# Your objective
Read through the material below and find each line that has the word "ylabel"; copy it.

Task inputs Start Marker

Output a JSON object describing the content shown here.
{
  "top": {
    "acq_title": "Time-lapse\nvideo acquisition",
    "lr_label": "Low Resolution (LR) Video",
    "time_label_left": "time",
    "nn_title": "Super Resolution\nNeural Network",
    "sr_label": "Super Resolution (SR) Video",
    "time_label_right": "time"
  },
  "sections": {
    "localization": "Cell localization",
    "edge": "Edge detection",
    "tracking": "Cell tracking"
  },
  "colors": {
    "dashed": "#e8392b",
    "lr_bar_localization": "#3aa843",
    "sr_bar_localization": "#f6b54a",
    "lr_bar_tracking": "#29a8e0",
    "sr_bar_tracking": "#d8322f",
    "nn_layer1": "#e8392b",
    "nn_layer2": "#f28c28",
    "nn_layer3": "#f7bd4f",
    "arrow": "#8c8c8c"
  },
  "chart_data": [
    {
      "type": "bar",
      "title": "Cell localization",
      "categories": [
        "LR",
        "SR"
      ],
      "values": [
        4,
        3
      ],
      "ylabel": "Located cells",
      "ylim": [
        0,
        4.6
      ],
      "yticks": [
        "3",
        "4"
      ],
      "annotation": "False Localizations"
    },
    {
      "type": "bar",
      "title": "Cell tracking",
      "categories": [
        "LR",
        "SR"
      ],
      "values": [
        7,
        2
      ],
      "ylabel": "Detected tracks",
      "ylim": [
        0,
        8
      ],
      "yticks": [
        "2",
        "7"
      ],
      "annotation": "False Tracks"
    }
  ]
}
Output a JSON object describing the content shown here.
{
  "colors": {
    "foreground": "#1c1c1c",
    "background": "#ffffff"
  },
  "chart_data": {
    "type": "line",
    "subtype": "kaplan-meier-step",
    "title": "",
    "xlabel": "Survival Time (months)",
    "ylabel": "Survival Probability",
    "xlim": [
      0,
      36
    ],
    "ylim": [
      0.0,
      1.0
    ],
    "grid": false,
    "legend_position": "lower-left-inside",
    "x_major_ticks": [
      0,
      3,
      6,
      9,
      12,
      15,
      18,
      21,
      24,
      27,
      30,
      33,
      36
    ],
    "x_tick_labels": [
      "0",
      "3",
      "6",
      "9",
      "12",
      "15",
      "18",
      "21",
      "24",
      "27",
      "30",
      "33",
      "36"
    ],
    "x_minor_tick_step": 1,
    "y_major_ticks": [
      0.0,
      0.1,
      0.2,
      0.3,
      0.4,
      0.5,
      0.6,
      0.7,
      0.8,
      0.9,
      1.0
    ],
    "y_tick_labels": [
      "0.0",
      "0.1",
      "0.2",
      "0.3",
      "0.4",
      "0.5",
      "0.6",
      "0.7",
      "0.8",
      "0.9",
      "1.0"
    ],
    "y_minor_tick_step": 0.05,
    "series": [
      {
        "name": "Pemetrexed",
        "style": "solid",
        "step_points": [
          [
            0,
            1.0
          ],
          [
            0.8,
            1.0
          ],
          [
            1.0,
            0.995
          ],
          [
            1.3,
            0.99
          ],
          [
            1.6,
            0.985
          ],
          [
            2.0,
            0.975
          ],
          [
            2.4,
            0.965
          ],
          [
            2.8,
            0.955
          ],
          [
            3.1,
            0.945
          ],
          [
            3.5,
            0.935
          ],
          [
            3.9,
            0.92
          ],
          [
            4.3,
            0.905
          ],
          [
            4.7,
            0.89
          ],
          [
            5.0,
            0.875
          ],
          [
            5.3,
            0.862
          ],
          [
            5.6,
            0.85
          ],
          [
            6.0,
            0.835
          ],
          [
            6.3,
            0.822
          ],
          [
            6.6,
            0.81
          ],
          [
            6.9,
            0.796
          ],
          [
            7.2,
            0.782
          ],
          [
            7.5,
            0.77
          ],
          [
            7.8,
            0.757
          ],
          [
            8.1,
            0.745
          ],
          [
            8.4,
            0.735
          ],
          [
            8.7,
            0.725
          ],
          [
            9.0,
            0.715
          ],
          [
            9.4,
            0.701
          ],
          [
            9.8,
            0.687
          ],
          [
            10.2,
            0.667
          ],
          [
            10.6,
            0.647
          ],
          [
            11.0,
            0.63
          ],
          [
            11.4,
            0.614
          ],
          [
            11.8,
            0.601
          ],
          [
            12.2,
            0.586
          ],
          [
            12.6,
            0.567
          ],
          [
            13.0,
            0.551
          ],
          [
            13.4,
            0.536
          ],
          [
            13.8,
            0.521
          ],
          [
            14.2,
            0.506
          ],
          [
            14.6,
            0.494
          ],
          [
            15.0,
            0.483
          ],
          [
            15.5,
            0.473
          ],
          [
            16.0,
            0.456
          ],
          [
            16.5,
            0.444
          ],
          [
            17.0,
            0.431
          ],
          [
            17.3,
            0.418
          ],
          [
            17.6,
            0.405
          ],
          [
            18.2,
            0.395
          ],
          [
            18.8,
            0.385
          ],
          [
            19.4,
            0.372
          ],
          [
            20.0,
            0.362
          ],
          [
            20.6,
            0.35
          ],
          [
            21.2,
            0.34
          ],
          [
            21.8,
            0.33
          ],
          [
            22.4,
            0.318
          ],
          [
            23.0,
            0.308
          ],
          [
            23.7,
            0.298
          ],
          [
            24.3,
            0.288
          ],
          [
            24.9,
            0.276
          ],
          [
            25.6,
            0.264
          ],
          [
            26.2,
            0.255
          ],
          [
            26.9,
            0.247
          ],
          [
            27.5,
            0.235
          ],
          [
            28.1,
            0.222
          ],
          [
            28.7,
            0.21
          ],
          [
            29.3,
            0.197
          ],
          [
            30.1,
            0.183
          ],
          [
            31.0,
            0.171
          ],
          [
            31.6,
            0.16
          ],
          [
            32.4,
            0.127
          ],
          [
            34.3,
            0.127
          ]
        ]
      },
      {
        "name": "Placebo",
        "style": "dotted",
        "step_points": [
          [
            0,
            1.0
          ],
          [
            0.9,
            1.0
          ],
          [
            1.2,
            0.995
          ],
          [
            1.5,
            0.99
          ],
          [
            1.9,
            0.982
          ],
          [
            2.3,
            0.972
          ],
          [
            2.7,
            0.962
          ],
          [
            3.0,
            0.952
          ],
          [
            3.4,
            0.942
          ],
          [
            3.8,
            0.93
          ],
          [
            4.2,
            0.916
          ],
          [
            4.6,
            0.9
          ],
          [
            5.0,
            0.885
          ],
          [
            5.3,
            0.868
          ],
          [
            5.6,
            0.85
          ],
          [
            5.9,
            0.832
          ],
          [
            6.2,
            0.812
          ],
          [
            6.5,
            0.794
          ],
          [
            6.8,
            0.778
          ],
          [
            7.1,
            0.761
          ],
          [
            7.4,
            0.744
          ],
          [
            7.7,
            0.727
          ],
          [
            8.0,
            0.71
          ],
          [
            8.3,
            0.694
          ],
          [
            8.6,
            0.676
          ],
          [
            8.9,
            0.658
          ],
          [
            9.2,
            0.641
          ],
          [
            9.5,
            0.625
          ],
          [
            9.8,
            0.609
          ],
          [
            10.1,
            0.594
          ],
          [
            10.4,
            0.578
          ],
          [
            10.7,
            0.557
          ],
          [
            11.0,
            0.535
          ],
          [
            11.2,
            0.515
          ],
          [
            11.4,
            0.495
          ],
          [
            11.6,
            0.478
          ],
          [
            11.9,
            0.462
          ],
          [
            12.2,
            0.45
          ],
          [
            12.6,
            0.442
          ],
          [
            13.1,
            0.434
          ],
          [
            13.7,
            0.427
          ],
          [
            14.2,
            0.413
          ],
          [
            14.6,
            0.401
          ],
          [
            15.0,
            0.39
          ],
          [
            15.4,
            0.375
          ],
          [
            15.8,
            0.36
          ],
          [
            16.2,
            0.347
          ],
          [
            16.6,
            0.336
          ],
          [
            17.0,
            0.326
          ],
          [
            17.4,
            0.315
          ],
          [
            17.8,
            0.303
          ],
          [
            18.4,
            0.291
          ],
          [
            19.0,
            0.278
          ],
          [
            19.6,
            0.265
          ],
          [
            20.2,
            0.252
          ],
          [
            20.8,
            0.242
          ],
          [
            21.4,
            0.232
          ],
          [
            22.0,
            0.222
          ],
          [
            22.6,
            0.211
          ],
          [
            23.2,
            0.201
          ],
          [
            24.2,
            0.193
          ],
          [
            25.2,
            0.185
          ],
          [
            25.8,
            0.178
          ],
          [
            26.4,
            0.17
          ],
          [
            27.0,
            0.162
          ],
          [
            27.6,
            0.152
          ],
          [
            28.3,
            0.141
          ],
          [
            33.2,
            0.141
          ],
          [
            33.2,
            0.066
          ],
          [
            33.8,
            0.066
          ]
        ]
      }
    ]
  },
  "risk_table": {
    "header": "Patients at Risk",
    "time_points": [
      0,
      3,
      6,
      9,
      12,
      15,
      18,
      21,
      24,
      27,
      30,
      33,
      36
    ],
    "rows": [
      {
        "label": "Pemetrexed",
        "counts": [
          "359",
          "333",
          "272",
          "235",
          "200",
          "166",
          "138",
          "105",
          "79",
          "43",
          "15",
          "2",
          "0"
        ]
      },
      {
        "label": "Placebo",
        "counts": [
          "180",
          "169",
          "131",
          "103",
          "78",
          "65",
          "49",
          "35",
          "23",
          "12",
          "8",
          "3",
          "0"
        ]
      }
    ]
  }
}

Task inputs End Marker

# Exercise result
      "ylabel": "Located cells",
      "ylabel": "Detected tracks",
    "ylabel": "Survival Probability",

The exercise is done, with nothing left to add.